| YOUR GOAL |
All entries must be repeated exactly; do not include the pictures.

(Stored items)
+++

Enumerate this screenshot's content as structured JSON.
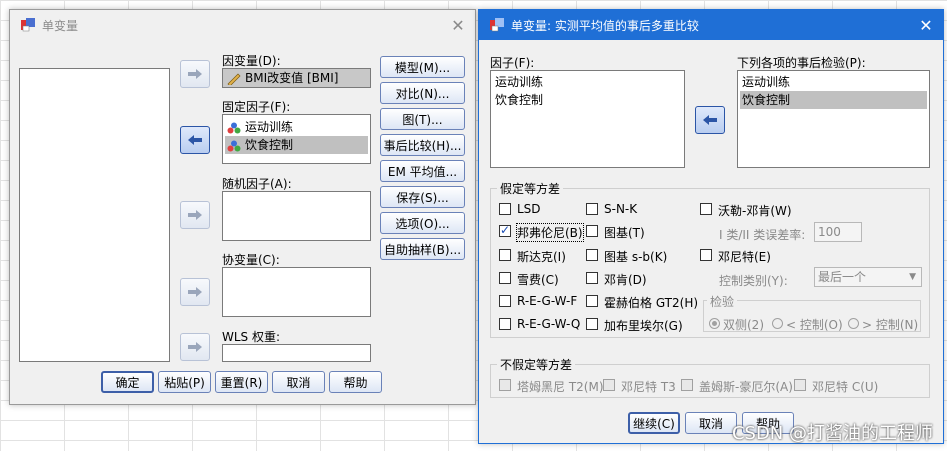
{
  "left_dialog": {
    "title": "单变量",
    "dependent_label": "因变量(D):",
    "dependent_value": "BMI改变值 [BMI]",
    "fixed_label": "固定因子(F):",
    "fixed_items": [
      "运动训练",
      "饮食控制"
    ],
    "random_label": "随机因子(A):",
    "covariate_label": "协变量(C):",
    "wls_label": "WLS 权重:",
    "side_buttons": [
      "模型(M)...",
      "对比(N)...",
      "图(T)...",
      "事后比较(H)...",
      "EM 平均值...",
      "保存(S)...",
      "选项(O)...",
      "自助抽样(B)..."
    ],
    "bottom_buttons": {
      "ok": "确定",
      "paste": "粘贴(P)",
      "reset": "重置(R)",
      "cancel": "取消",
      "help": "帮助"
    }
  },
  "right_dialog": {
    "title": "单变量: 实测平均值的事后多重比较",
    "factors_label": "因子(F):",
    "factors": [
      "运动训练",
      "饮食控制"
    ],
    "posthoc_label": "下列各项的事后检验(P):",
    "posthoc": [
      "运动训练",
      "饮食控制"
    ],
    "equal_group_title": "假定等方差",
    "equal": {
      "lsd": "LSD",
      "snk": "S-N-K",
      "waller": "沃勒-邓肯(W)",
      "bonferroni": "邦弗伦尼(B)",
      "tukey": "图基(T)",
      "error_ratio_label": "I 类/II 类误差率:",
      "error_ratio_value": "100",
      "sidak": "斯达克(I)",
      "tukeyb": "图基 s-b(K)",
      "dunnett": "邓尼特(E)",
      "scheffe": "雪费(C)",
      "duncan": "邓肯(D)",
      "control_label": "控制类别(Y):",
      "control_value": "最后一个",
      "regwf": "R-E-G-W-F",
      "hochberg": "霍赫伯格 GT2(H)",
      "test_label": "检验",
      "regwq": "R-E-G-W-Q",
      "gabriel": "加布里埃尔(G)",
      "radio_two": "双侧(2)",
      "radio_lt": "< 控制(O)",
      "radio_gt": "> 控制(N)"
    },
    "unequal_group_title": "不假定等方差",
    "unequal": {
      "t2": "塔姆黑尼 T2(M)",
      "t3": "邓尼特 T3",
      "gh": "盖姆斯-豪厄尔(A)",
      "c": "邓尼特 C(U)"
    },
    "buttons": {
      "continue": "继续(C)",
      "cancel": "取消",
      "help": "帮助"
    }
  },
  "watermark": "CSDN @打酱油的工程师"
}
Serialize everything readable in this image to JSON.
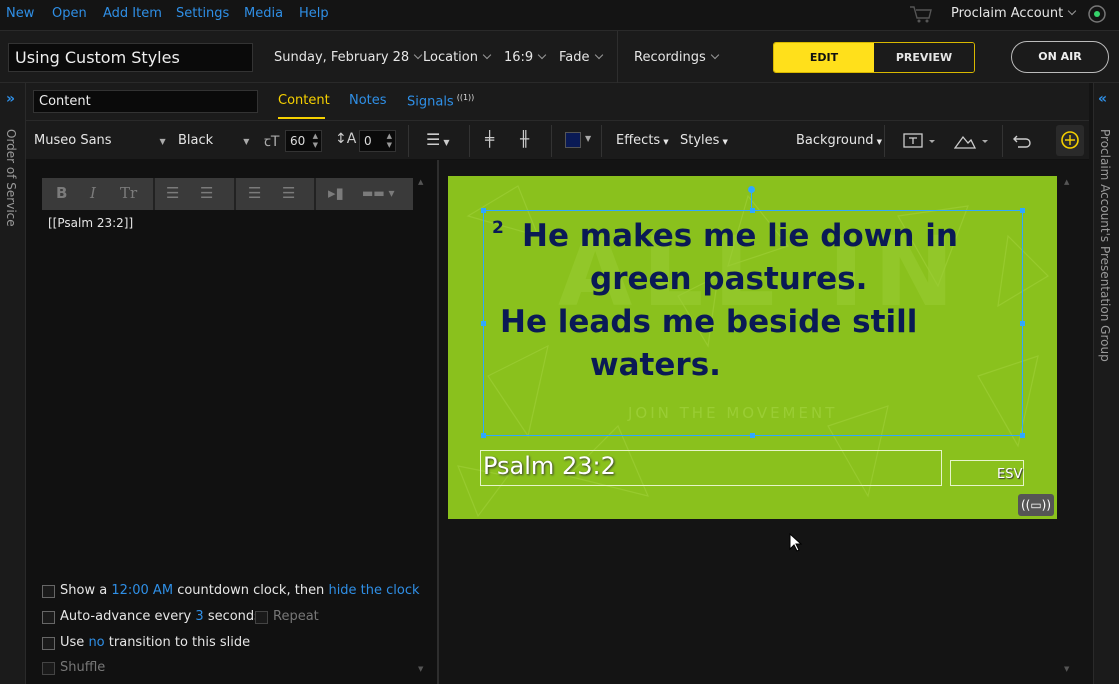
{
  "menu": {
    "items": [
      "New",
      "Open",
      "Add Item",
      "Settings",
      "Media",
      "Help"
    ],
    "account": "Proclaim Account"
  },
  "topbar": {
    "presentation_title": "Using Custom Styles",
    "date": "Sunday, February 28",
    "location": "Location",
    "aspect": "16:9",
    "transition": "Fade",
    "recordings": "Recordings",
    "edit": "EDIT",
    "preview": "PREVIEW",
    "on_air": "ON AIR"
  },
  "sidebars": {
    "left": "Order of Service",
    "right": "Proclaim Account's Presentation Group"
  },
  "tabs": {
    "slide_name": "Content",
    "items": [
      "Content",
      "Notes",
      "Signals"
    ],
    "signals_badge": "((1))"
  },
  "format": {
    "font": "Museo Sans",
    "weight": "Black",
    "size": "60",
    "spacing": "0",
    "effects": "Effects",
    "styles": "Styles",
    "background": "Background",
    "text_color": "#0a1a55"
  },
  "editor": {
    "content": "[[Psalm 23:2]]",
    "rte_b": "B",
    "rte_i": "I",
    "rte_tt": "Tr",
    "opt1_pre": "Show a",
    "opt1_time": "12:00 AM",
    "opt1_mid": "countdown clock, then",
    "opt1_link": "hide the clock",
    "opt2_pre": "Auto-advance every",
    "opt2_num": "3",
    "opt2_post": "seconds",
    "opt2_repeat": "Repeat",
    "opt3_pre": "Use",
    "opt3_no": "no",
    "opt3_post": "transition to this slide",
    "opt4": "Shuffle"
  },
  "slide": {
    "verse_number": "2",
    "line1": "He makes me lie down in",
    "line2": "green pastures.",
    "line3": "He leads me beside still",
    "line4": "waters.",
    "watermark": "ALL IN",
    "watermark_sub": "JOIN THE MOVEMENT",
    "reference": "Psalm 23:2",
    "version": "ESV",
    "bg_color": "#8ac11d",
    "text_color": "#0a1a55"
  },
  "colors": {
    "accent": "#2f8fe6",
    "edit_yellow": "#ffe01b",
    "active_tab": "#f5d000"
  }
}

+++

| CORRECT RESPONSE |
Enumerate this screenshot's content as structured JSON.
{
  "left_dialog": {
    "title": "单变量",
    "dependent_label": "因变量(D):",
    "dependent_value": "BMI改变值 [BMI]",
    "fixed_label": "固定因子(F):",
    "fixed_items": [
      "运动训练",
      "饮食控制"
    ],
    "random_label": "随机因子(A):",
    "covariate_label": "协变量(C):",
    "wls_label": "WLS 权重:",
    "side_buttons": [
      "模型(M)...",
      "对比(N)...",
      "图(T)...",
      "事后比较(H)...",
      "EM 平均值...",
      "保存(S)...",
      "选项(O)...",
      "自助抽样(B)..."
    ],
    "bottom_buttons": {
      "ok": "确定",
      "paste": "粘贴(P)",
      "reset": "重置(R)",
      "cancel": "取消",
      "help": "帮助"
    }
  },
  "right_dialog": {
    "title": "单变量: 实测平均值的事后多重比较",
    "factors_label": "因子(F):",
    "factors": [
      "运动训练",
      "饮食控制"
    ],
    "posthoc_label": "下列各项的事后检验(P):",
    "posthoc": [
      "运动训练",
      "饮食控制"
    ],
    "equal_group_title": "假定等方差",
    "equal": {
      "lsd": "LSD",
      "snk": "S-N-K",
      "waller": "沃勒-邓肯(W)",
      "bonferroni": "邦弗伦尼(B)",
      "tukey": "图基(T)",
      "error_ratio_label": "I 类/II 类误差率:",
      "error_ratio_value": "100",
      "sidak": "斯达克(I)",
      "tukeyb": "图基 s-b(K)",
      "dunnett": "邓尼特(E)",
      "scheffe": "雪费(C)",
      "duncan": "邓肯(D)",
      "control_label": "控制类别(Y):",
      "control_value": "最后一个",
      "regwf": "R-E-G-W-F",
      "hochberg": "霍赫伯格 GT2(H)",
      "test_label": "检验",
      "regwq": "R-E-G-W-Q",
      "gabriel": "加布里埃尔(G)",
      "radio_two": "双侧(2)",
      "radio_lt": "< 控制(O)",
      "radio_gt": "> 控制(N)"
    },
    "unequal_group_title": "不假定等方差",
    "unequal": {
      "t2": "塔姆黑尼 T2(M)",
      "t3": "邓尼特 T3",
      "gh": "盖姆斯-豪厄尔(A)",
      "c": "邓尼特 C(U)"
    },
    "buttons": {
      "continue": "继续(C)",
      "cancel": "取消",
      "help": "帮助"
    }
  },
  "watermark": "CSDN @打酱油的工程师"
}
Serialize everything readable in this image to JSON.
{
  "menu": {
    "items": [
      "New",
      "Open",
      "Add Item",
      "Settings",
      "Media",
      "Help"
    ],
    "account": "Proclaim Account"
  },
  "topbar": {
    "presentation_title": "Using Custom Styles",
    "date": "Sunday, February 28",
    "location": "Location",
    "aspect": "16:9",
    "transition": "Fade",
    "recordings": "Recordings",
    "edit": "EDIT",
    "preview": "PREVIEW",
    "on_air": "ON AIR"
  },
  "sidebars": {
    "left": "Order of Service",
    "right": "Proclaim Account's Presentation Group"
  },
  "tabs": {
    "slide_name": "Content",
    "items": [
      "Content",
      "Notes",
      "Signals"
    ],
    "signals_badge": "((1))"
  },
  "format": {
    "font": "Museo Sans",
    "weight": "Black",
    "size": "60",
    "spacing": "0",
    "effects": "Effects",
    "styles": "Styles",
    "background": "Background",
    "text_color": "#0a1a55"
  },
  "editor": {
    "content": "[[Psalm 23:2]]",
    "rte_b": "B",
    "rte_i": "I",
    "rte_tt": "Tr",
    "opt1_pre": "Show a",
    "opt1_time": "12:00 AM",
    "opt1_mid": "countdown clock, then",
    "opt1_link": "hide the clock",
    "opt2_pre": "Auto-advance every",
    "opt2_num": "3",
    "opt2_post": "seconds",
    "opt2_repeat": "Repeat",
    "opt3_pre": "Use",
    "opt3_no": "no",
    "opt3_post": "transition to this slide",
    "opt4": "Shuffle"
  },
  "slide": {
    "verse_number": "2",
    "line1": "He makes me lie down in",
    "line2": "green pastures.",
    "line3": "He leads me beside still",
    "line4": "waters.",
    "watermark": "ALL IN",
    "watermark_sub": "JOIN THE MOVEMENT",
    "reference": "Psalm 23:2",
    "version": "ESV",
    "bg_color": "#8ac11d",
    "text_color": "#0a1a55"
  },
  "colors": {
    "accent": "#2f8fe6",
    "edit_yellow": "#ffe01b",
    "active_tab": "#f5d000"
  }
}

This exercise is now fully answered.